[Begin DATA PROVIDED]

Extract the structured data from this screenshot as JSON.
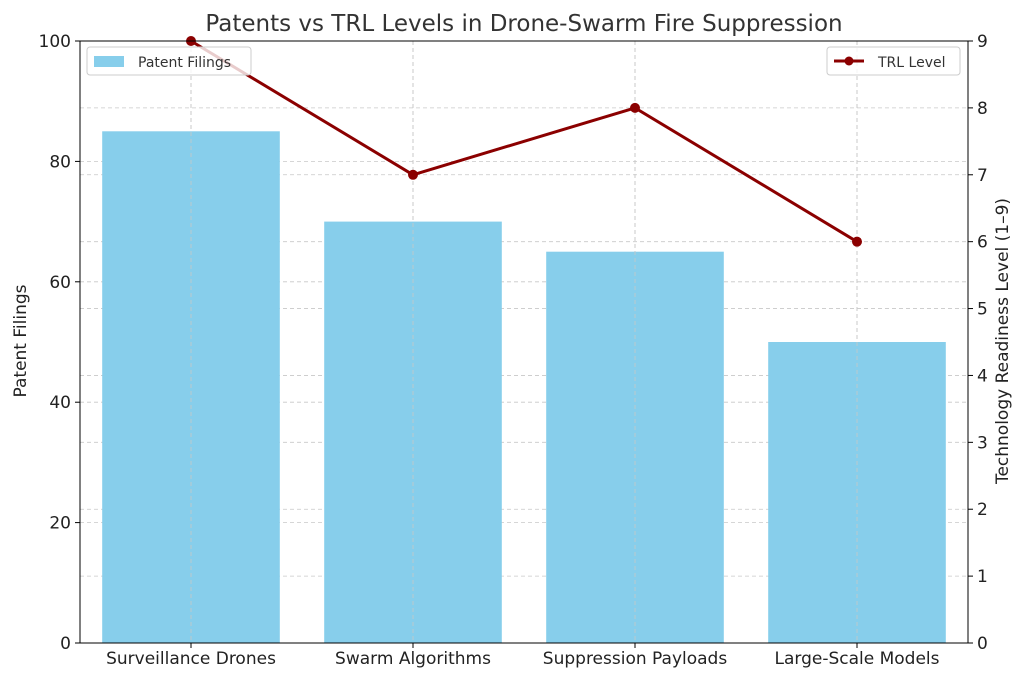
{
  "chart_data": {
    "type": "bar",
    "title": "Patents vs TRL Levels in Drone-Swarm Fire Suppression",
    "categories": [
      "Surveillance Drones",
      "Swarm Algorithms",
      "Suppression Payloads",
      "Large-Scale Models"
    ],
    "series": [
      {
        "name": "Patent Filings",
        "type": "bar",
        "axis": "left",
        "values": [
          85,
          70,
          65,
          50
        ],
        "color": "#87ceeb"
      },
      {
        "name": "TRL Level",
        "type": "line",
        "axis": "right",
        "values": [
          9,
          7,
          8,
          6
        ],
        "color": "#8b0000"
      }
    ],
    "ylabel": "Patent Filings",
    "ylim": [
      0,
      100
    ],
    "yticks": [
      0,
      20,
      40,
      60,
      80,
      100
    ],
    "y2label": "Technology Readiness Level (1–9)",
    "y2lim": [
      0,
      9
    ],
    "y2ticks": [
      0,
      1,
      2,
      3,
      4,
      5,
      6,
      7,
      8,
      9
    ],
    "grid": true,
    "legend_bar_placement": "top-left",
    "legend_line_placement": "top-right"
  }
}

[End DATA PROVIDED]

» TASK PROMPT
Your copy should repeat each entry above exactly but contain no pictures.

» SOLUTION FOR THIS TASK
Extract the structured data from this screenshot as JSON.
{
  "chart_data": {
    "type": "bar",
    "title": "Patents vs TRL Levels in Drone-Swarm Fire Suppression",
    "categories": [
      "Surveillance Drones",
      "Swarm Algorithms",
      "Suppression Payloads",
      "Large-Scale Models"
    ],
    "series": [
      {
        "name": "Patent Filings",
        "type": "bar",
        "axis": "left",
        "values": [
          85,
          70,
          65,
          50
        ],
        "color": "#87ceeb"
      },
      {
        "name": "TRL Level",
        "type": "line",
        "axis": "right",
        "values": [
          9,
          7,
          8,
          6
        ],
        "color": "#8b0000"
      }
    ],
    "ylabel": "Patent Filings",
    "ylim": [
      0,
      100
    ],
    "yticks": [
      0,
      20,
      40,
      60,
      80,
      100
    ],
    "y2label": "Technology Readiness Level (1–9)",
    "y2lim": [
      0,
      9
    ],
    "y2ticks": [
      0,
      1,
      2,
      3,
      4,
      5,
      6,
      7,
      8,
      9
    ],
    "grid": true,
    "legend_bar_placement": "top-left",
    "legend_line_placement": "top-right"
  }
}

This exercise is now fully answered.